Passage:
+--

FMINER_PVALUES : Produce p-values instead of chi-square values (e.g. export FMINER_PVALUES=1).
FMINER_NO_AROMATIC_WC: Disallow aromatic wildcard bonds on aliphatic bonds, when aromatic perception was switched off ('-a') (e.g. export FMINER_NO_AROMATIC_WC=1).
FMINER_SILENT : Redirect STDERR (debug output) of fminer to local file 'fminer_debug.txt'
FMINER_NR_HITS : Display (in the occurrence lists) the number of times each fragment occurs in a molecule.

Note: The value you set the environment variables to is irrelevant. Use unset to disable the environment variables, e.g. unset FMINER_LAZAR.

Examples using the LibBbrc API

LibBbrc uses the 'singleton' design pattern known from software engineering, i.e., class instantiation is restricted to one object. To empty the database after a run and before feeding new compounds, use the Bbrc::Reset() routine.

The following code demonstrate the use of the Bbrc API from C++, python, and ruby. It feeds a set of class-labelled molecules in SMILES format (the API currently allows no gSpan input, use the frontend application for that) and calculates a vector of fragments along with statistical relevance and occurrences and prints them out. Every root node corresponds to a single chemical element. The output consists of gSpan graphs.

+--

Records of where elements appear:
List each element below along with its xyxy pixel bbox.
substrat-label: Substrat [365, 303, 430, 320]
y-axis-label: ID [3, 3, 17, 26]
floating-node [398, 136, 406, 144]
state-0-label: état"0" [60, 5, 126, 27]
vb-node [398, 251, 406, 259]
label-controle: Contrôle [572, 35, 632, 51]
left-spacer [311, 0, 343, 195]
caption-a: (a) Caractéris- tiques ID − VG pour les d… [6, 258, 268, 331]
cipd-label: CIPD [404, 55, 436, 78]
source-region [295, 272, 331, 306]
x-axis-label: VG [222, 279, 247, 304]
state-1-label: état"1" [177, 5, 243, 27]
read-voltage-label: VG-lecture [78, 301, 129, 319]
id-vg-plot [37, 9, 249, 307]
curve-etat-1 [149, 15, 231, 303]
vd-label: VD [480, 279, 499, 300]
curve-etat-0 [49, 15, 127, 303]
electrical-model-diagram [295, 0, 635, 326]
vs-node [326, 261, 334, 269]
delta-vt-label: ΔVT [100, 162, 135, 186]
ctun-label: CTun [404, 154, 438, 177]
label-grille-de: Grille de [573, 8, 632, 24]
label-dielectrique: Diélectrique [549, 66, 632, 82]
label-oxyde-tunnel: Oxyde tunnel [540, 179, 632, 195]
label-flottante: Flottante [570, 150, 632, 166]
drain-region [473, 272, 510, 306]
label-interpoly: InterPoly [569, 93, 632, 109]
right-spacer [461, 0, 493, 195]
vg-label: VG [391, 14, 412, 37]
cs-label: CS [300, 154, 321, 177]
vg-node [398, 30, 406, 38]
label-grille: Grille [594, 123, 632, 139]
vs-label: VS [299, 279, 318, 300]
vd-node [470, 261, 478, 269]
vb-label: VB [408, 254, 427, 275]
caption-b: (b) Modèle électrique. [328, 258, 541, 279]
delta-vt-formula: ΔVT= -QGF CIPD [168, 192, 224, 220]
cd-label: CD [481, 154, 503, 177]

+--

Short task 1: Summarize the fminer documentation in two sentences.
Short task 2: Reproduce word for word the part of the fminer documentation from "LibBbrc uses the" to "the Bbrc::Reset() routine.".
The rows have no connection to the fminer documentation.

Answer 1: The fminer documentation describes environment variables that adjust fminer's behavior, such as producing p-values instead of chi-square values, redirecting debug output to a local file, and displaying how many times each fragment occurs in a molecule, and it notes that the value they are set to is irrelevant and that unset disables them. It also explains that LibBbrc uses the singleton pattern, with Bbrc::Reset() emptying the database between runs, and that the example code in C++, python, and ruby feeds class-labelled SMILES molecules and prints fragments with their statistical relevance and occurrences as gSpan graphs.

Answer 2:
LibBbrc uses the 'singleton' design pattern known from software engineering, i.e., class instantiation is restricted to one object. To empty the database after a run and before feeding new compounds, use the Bbrc::Reset() routine.